WORK REQUIRED: Repeat all the records exactly, omitting pictures.

DATA SHOWN:
>> begin

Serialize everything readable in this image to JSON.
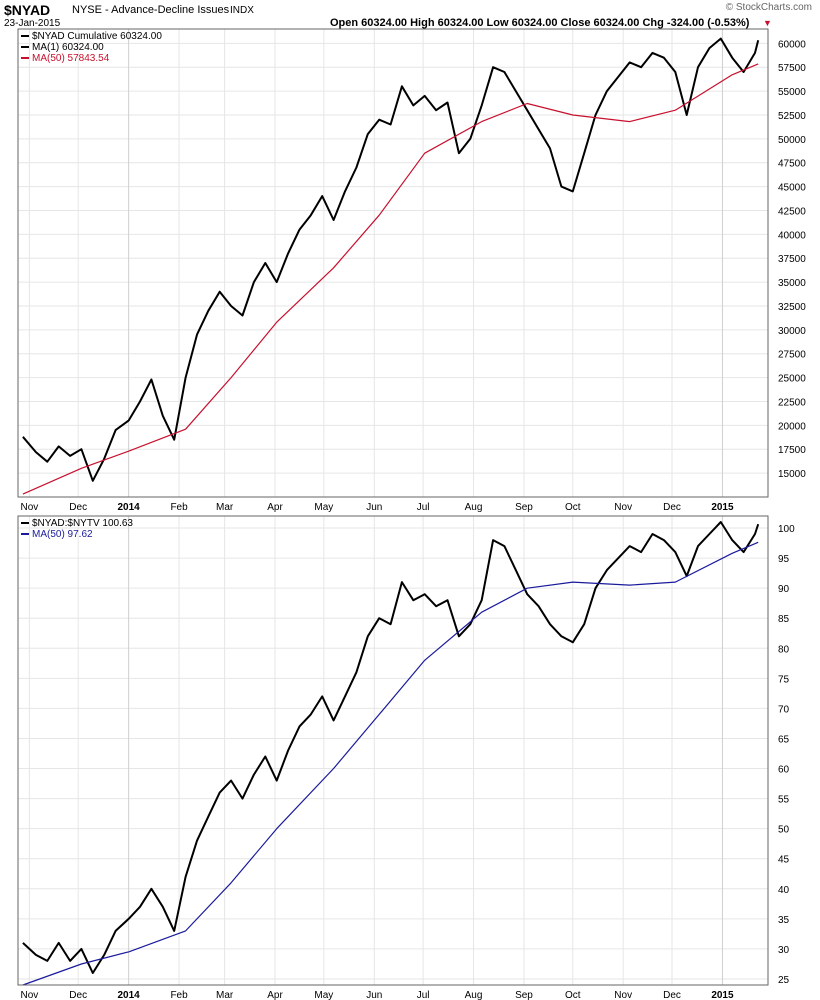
{
  "header": {
    "symbol": "$NYAD",
    "description": "NYSE - Advance-Decline Issues",
    "exchange": "INDX",
    "date": "23-Jan-2015",
    "ohlc": "Open 60324.00  High 60324.00  Low 60324.00  Close 60324.00  Chg -324.00 (-0.53%)",
    "watermark": "© StockCharts.com"
  },
  "colors": {
    "price_line": "#000000",
    "ma_top": "#c8102e",
    "ma_bottom": "#1a1a9c",
    "grid": "#e6e6e6",
    "border": "#666666",
    "down_arrow": "#c8102e"
  },
  "chart_data": [
    {
      "type": "line",
      "legend_position": "top-left",
      "legend": [
        "$NYAD Cumulative 60324.00",
        "MA(1) 60324.00",
        "MA(50) 57843.54"
      ],
      "x_labels": [
        "Nov",
        "Dec",
        "2014",
        "Feb",
        "Mar",
        "Apr",
        "May",
        "Jun",
        "Jul",
        "Aug",
        "Sep",
        "Oct",
        "Nov",
        "Dec",
        "2015"
      ],
      "y_ticks": [
        15000,
        17500,
        20000,
        22500,
        25000,
        27500,
        30000,
        32500,
        35000,
        37500,
        40000,
        42500,
        45000,
        47500,
        50000,
        52500,
        55000,
        57500,
        60000
      ],
      "ylim": [
        12500,
        61500
      ],
      "grid": true,
      "series": [
        {
          "name": "$NYAD Cumulative",
          "x": [
            "2013-10-28",
            "2013-11-05",
            "2013-11-12",
            "2013-11-19",
            "2013-11-26",
            "2013-12-03",
            "2013-12-10",
            "2013-12-17",
            "2013-12-24",
            "2014-01-01",
            "2014-01-08",
            "2014-01-15",
            "2014-01-22",
            "2014-01-29",
            "2014-02-05",
            "2014-02-12",
            "2014-02-19",
            "2014-02-26",
            "2014-03-05",
            "2014-03-12",
            "2014-03-19",
            "2014-03-26",
            "2014-04-02",
            "2014-04-09",
            "2014-04-16",
            "2014-04-23",
            "2014-04-30",
            "2014-05-07",
            "2014-05-14",
            "2014-05-21",
            "2014-05-28",
            "2014-06-04",
            "2014-06-11",
            "2014-06-18",
            "2014-06-25",
            "2014-07-02",
            "2014-07-09",
            "2014-07-16",
            "2014-07-23",
            "2014-07-30",
            "2014-08-06",
            "2014-08-13",
            "2014-08-20",
            "2014-08-27",
            "2014-09-03",
            "2014-09-10",
            "2014-09-17",
            "2014-09-24",
            "2014-10-01",
            "2014-10-08",
            "2014-10-15",
            "2014-10-22",
            "2014-10-29",
            "2014-11-05",
            "2014-11-12",
            "2014-11-19",
            "2014-11-26",
            "2014-12-03",
            "2014-12-10",
            "2014-12-17",
            "2014-12-24",
            "2014-12-31",
            "2015-01-07",
            "2015-01-14",
            "2015-01-21",
            "2015-01-23"
          ],
          "values": [
            18800,
            17200,
            16200,
            17800,
            16800,
            17500,
            14200,
            16500,
            19500,
            20500,
            22500,
            24800,
            21000,
            18500,
            25000,
            29500,
            32000,
            34000,
            32500,
            31500,
            35000,
            37000,
            35000,
            38000,
            40500,
            42000,
            44000,
            41500,
            44500,
            47000,
            50500,
            52000,
            51500,
            55500,
            53500,
            54500,
            53000,
            53800,
            48500,
            50000,
            53500,
            57500,
            57000,
            55000,
            53000,
            51000,
            49000,
            45000,
            44500,
            48500,
            52500,
            55000,
            56500,
            58000,
            57500,
            59000,
            58500,
            57000,
            52500,
            57500,
            59500,
            60500,
            58500,
            57000,
            59000,
            60324
          ]
        },
        {
          "name": "MA(50)",
          "x": [
            "2013-10-28",
            "2013-12-03",
            "2014-01-01",
            "2014-02-05",
            "2014-03-05",
            "2014-04-02",
            "2014-05-07",
            "2014-06-04",
            "2014-07-02",
            "2014-08-06",
            "2014-09-03",
            "2014-10-01",
            "2014-11-05",
            "2014-12-03",
            "2015-01-07",
            "2015-01-23"
          ],
          "values": [
            12800,
            15500,
            17300,
            19600,
            25000,
            30800,
            36500,
            42000,
            48500,
            51800,
            53700,
            52500,
            51800,
            53000,
            56700,
            57843.54
          ]
        }
      ]
    },
    {
      "type": "line",
      "legend_position": "top-left",
      "legend": [
        "$NYAD:$NYTV 100.63",
        "MA(50) 97.62"
      ],
      "x_labels": [
        "Nov",
        "Dec",
        "2014",
        "Feb",
        "Mar",
        "Apr",
        "May",
        "Jun",
        "Jul",
        "Aug",
        "Sep",
        "Oct",
        "Nov",
        "Dec",
        "2015"
      ],
      "y_ticks": [
        25,
        30,
        35,
        40,
        45,
        50,
        55,
        60,
        65,
        70,
        75,
        80,
        85,
        90,
        95,
        100
      ],
      "ylim": [
        24,
        102
      ],
      "grid": true,
      "series": [
        {
          "name": "$NYAD:$NYTV",
          "x": [
            "2013-10-28",
            "2013-11-05",
            "2013-11-12",
            "2013-11-19",
            "2013-11-26",
            "2013-12-03",
            "2013-12-10",
            "2013-12-17",
            "2013-12-24",
            "2014-01-01",
            "2014-01-08",
            "2014-01-15",
            "2014-01-22",
            "2014-01-29",
            "2014-02-05",
            "2014-02-12",
            "2014-02-19",
            "2014-02-26",
            "2014-03-05",
            "2014-03-12",
            "2014-03-19",
            "2014-03-26",
            "2014-04-02",
            "2014-04-09",
            "2014-04-16",
            "2014-04-23",
            "2014-04-30",
            "2014-05-07",
            "2014-05-14",
            "2014-05-21",
            "2014-05-28",
            "2014-06-04",
            "2014-06-11",
            "2014-06-18",
            "2014-06-25",
            "2014-07-02",
            "2014-07-09",
            "2014-07-16",
            "2014-07-23",
            "2014-07-30",
            "2014-08-06",
            "2014-08-13",
            "2014-08-20",
            "2014-08-27",
            "2014-09-03",
            "2014-09-10",
            "2014-09-17",
            "2014-09-24",
            "2014-10-01",
            "2014-10-08",
            "2014-10-15",
            "2014-10-22",
            "2014-10-29",
            "2014-11-05",
            "2014-11-12",
            "2014-11-19",
            "2014-11-26",
            "2014-12-03",
            "2014-12-10",
            "2014-12-17",
            "2014-12-24",
            "2014-12-31",
            "2015-01-07",
            "2015-01-14",
            "2015-01-21",
            "2015-01-23"
          ],
          "values": [
            31,
            29,
            28,
            31,
            28,
            30,
            26,
            29,
            33,
            35,
            37,
            40,
            37,
            33,
            42,
            48,
            52,
            56,
            58,
            55,
            59,
            62,
            58,
            63,
            67,
            69,
            72,
            68,
            72,
            76,
            82,
            85,
            84,
            91,
            88,
            89,
            87,
            88,
            82,
            84,
            88,
            98,
            97,
            93,
            89,
            87,
            84,
            82,
            81,
            84,
            90,
            93,
            95,
            97,
            96,
            99,
            98,
            96,
            92,
            97,
            99,
            101,
            98,
            96,
            99,
            100.63
          ]
        },
        {
          "name": "MA(50)",
          "x": [
            "2013-10-28",
            "2013-12-03",
            "2014-01-01",
            "2014-02-05",
            "2014-03-05",
            "2014-04-02",
            "2014-05-07",
            "2014-06-04",
            "2014-07-02",
            "2014-08-06",
            "2014-09-03",
            "2014-10-01",
            "2014-11-05",
            "2014-12-03",
            "2015-01-07",
            "2015-01-23"
          ],
          "values": [
            24,
            27.5,
            29.5,
            33,
            41,
            50,
            60,
            69,
            78,
            86,
            90,
            91,
            90.5,
            91,
            95.8,
            97.62
          ]
        }
      ]
    }
  ]
}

>> end

THE REPLY:
Serialize everything readable in this image to JSON.
{
  "header": {
    "symbol": "$NYAD",
    "description": "NYSE - Advance-Decline Issues",
    "exchange": "INDX",
    "date": "23-Jan-2015",
    "ohlc": "Open 60324.00  High 60324.00  Low 60324.00  Close 60324.00  Chg -324.00 (-0.53%)",
    "watermark": "© StockCharts.com"
  },
  "colors": {
    "price_line": "#000000",
    "ma_top": "#c8102e",
    "ma_bottom": "#1a1a9c",
    "grid": "#e6e6e6",
    "border": "#666666",
    "down_arrow": "#c8102e"
  },
  "chart_data": [
    {
      "type": "line",
      "legend_position": "top-left",
      "legend": [
        "$NYAD Cumulative 60324.00",
        "MA(1) 60324.00",
        "MA(50) 57843.54"
      ],
      "x_labels": [
        "Nov",
        "Dec",
        "2014",
        "Feb",
        "Mar",
        "Apr",
        "May",
        "Jun",
        "Jul",
        "Aug",
        "Sep",
        "Oct",
        "Nov",
        "Dec",
        "2015"
      ],
      "y_ticks": [
        15000,
        17500,
        20000,
        22500,
        25000,
        27500,
        30000,
        32500,
        35000,
        37500,
        40000,
        42500,
        45000,
        47500,
        50000,
        52500,
        55000,
        57500,
        60000
      ],
      "ylim": [
        12500,
        61500
      ],
      "grid": true,
      "series": [
        {
          "name": "$NYAD Cumulative",
          "x": [
            "2013-10-28",
            "2013-11-05",
            "2013-11-12",
            "2013-11-19",
            "2013-11-26",
            "2013-12-03",
            "2013-12-10",
            "2013-12-17",
            "2013-12-24",
            "2014-01-01",
            "2014-01-08",
            "2014-01-15",
            "2014-01-22",
            "2014-01-29",
            "2014-02-05",
            "2014-02-12",
            "2014-02-19",
            "2014-02-26",
            "2014-03-05",
            "2014-03-12",
            "2014-03-19",
            "2014-03-26",
            "2014-04-02",
            "2014-04-09",
            "2014-04-16",
            "2014-04-23",
            "2014-04-30",
            "2014-05-07",
            "2014-05-14",
            "2014-05-21",
            "2014-05-28",
            "2014-06-04",
            "2014-06-11",
            "2014-06-18",
            "2014-06-25",
            "2014-07-02",
            "2014-07-09",
            "2014-07-16",
            "2014-07-23",
            "2014-07-30",
            "2014-08-06",
            "2014-08-13",
            "2014-08-20",
            "2014-08-27",
            "2014-09-03",
            "2014-09-10",
            "2014-09-17",
            "2014-09-24",
            "2014-10-01",
            "2014-10-08",
            "2014-10-15",
            "2014-10-22",
            "2014-10-29",
            "2014-11-05",
            "2014-11-12",
            "2014-11-19",
            "2014-11-26",
            "2014-12-03",
            "2014-12-10",
            "2014-12-17",
            "2014-12-24",
            "2014-12-31",
            "2015-01-07",
            "2015-01-14",
            "2015-01-21",
            "2015-01-23"
          ],
          "values": [
            18800,
            17200,
            16200,
            17800,
            16800,
            17500,
            14200,
            16500,
            19500,
            20500,
            22500,
            24800,
            21000,
            18500,
            25000,
            29500,
            32000,
            34000,
            32500,
            31500,
            35000,
            37000,
            35000,
            38000,
            40500,
            42000,
            44000,
            41500,
            44500,
            47000,
            50500,
            52000,
            51500,
            55500,
            53500,
            54500,
            53000,
            53800,
            48500,
            50000,
            53500,
            57500,
            57000,
            55000,
            53000,
            51000,
            49000,
            45000,
            44500,
            48500,
            52500,
            55000,
            56500,
            58000,
            57500,
            59000,
            58500,
            57000,
            52500,
            57500,
            59500,
            60500,
            58500,
            57000,
            59000,
            60324
          ]
        },
        {
          "name": "MA(50)",
          "x": [
            "2013-10-28",
            "2013-12-03",
            "2014-01-01",
            "2014-02-05",
            "2014-03-05",
            "2014-04-02",
            "2014-05-07",
            "2014-06-04",
            "2014-07-02",
            "2014-08-06",
            "2014-09-03",
            "2014-10-01",
            "2014-11-05",
            "2014-12-03",
            "2015-01-07",
            "2015-01-23"
          ],
          "values": [
            12800,
            15500,
            17300,
            19600,
            25000,
            30800,
            36500,
            42000,
            48500,
            51800,
            53700,
            52500,
            51800,
            53000,
            56700,
            57843.54
          ]
        }
      ]
    },
    {
      "type": "line",
      "legend_position": "top-left",
      "legend": [
        "$NYAD:$NYTV 100.63",
        "MA(50) 97.62"
      ],
      "x_labels": [
        "Nov",
        "Dec",
        "2014",
        "Feb",
        "Mar",
        "Apr",
        "May",
        "Jun",
        "Jul",
        "Aug",
        "Sep",
        "Oct",
        "Nov",
        "Dec",
        "2015"
      ],
      "y_ticks": [
        25,
        30,
        35,
        40,
        45,
        50,
        55,
        60,
        65,
        70,
        75,
        80,
        85,
        90,
        95,
        100
      ],
      "ylim": [
        24,
        102
      ],
      "grid": true,
      "series": [
        {
          "name": "$NYAD:$NYTV",
          "x": [
            "2013-10-28",
            "2013-11-05",
            "2013-11-12",
            "2013-11-19",
            "2013-11-26",
            "2013-12-03",
            "2013-12-10",
            "2013-12-17",
            "2013-12-24",
            "2014-01-01",
            "2014-01-08",
            "2014-01-15",
            "2014-01-22",
            "2014-01-29",
            "2014-02-05",
            "2014-02-12",
            "2014-02-19",
            "2014-02-26",
            "2014-03-05",
            "2014-03-12",
            "2014-03-19",
            "2014-03-26",
            "2014-04-02",
            "2014-04-09",
            "2014-04-16",
            "2014-04-23",
            "2014-04-30",
            "2014-05-07",
            "2014-05-14",
            "2014-05-21",
            "2014-05-28",
            "2014-06-04",
            "2014-06-11",
            "2014-06-18",
            "2014-06-25",
            "2014-07-02",
            "2014-07-09",
            "2014-07-16",
            "2014-07-23",
            "2014-07-30",
            "2014-08-06",
            "2014-08-13",
            "2014-08-20",
            "2014-08-27",
            "2014-09-03",
            "2014-09-10",
            "2014-09-17",
            "2014-09-24",
            "2014-10-01",
            "2014-10-08",
            "2014-10-15",
            "2014-10-22",
            "2014-10-29",
            "2014-11-05",
            "2014-11-12",
            "2014-11-19",
            "2014-11-26",
            "2014-12-03",
            "2014-12-10",
            "2014-12-17",
            "2014-12-24",
            "2014-12-31",
            "2015-01-07",
            "2015-01-14",
            "2015-01-21",
            "2015-01-23"
          ],
          "values": [
            31,
            29,
            28,
            31,
            28,
            30,
            26,
            29,
            33,
            35,
            37,
            40,
            37,
            33,
            42,
            48,
            52,
            56,
            58,
            55,
            59,
            62,
            58,
            63,
            67,
            69,
            72,
            68,
            72,
            76,
            82,
            85,
            84,
            91,
            88,
            89,
            87,
            88,
            82,
            84,
            88,
            98,
            97,
            93,
            89,
            87,
            84,
            82,
            81,
            84,
            90,
            93,
            95,
            97,
            96,
            99,
            98,
            96,
            92,
            97,
            99,
            101,
            98,
            96,
            99,
            100.63
          ]
        },
        {
          "name": "MA(50)",
          "x": [
            "2013-10-28",
            "2013-12-03",
            "2014-01-01",
            "2014-02-05",
            "2014-03-05",
            "2014-04-02",
            "2014-05-07",
            "2014-06-04",
            "2014-07-02",
            "2014-08-06",
            "2014-09-03",
            "2014-10-01",
            "2014-11-05",
            "2014-12-03",
            "2015-01-07",
            "2015-01-23"
          ],
          "values": [
            24,
            27.5,
            29.5,
            33,
            41,
            50,
            60,
            69,
            78,
            86,
            90,
            91,
            90.5,
            91,
            95.8,
            97.62
          ]
        }
      ]
    }
  ]
}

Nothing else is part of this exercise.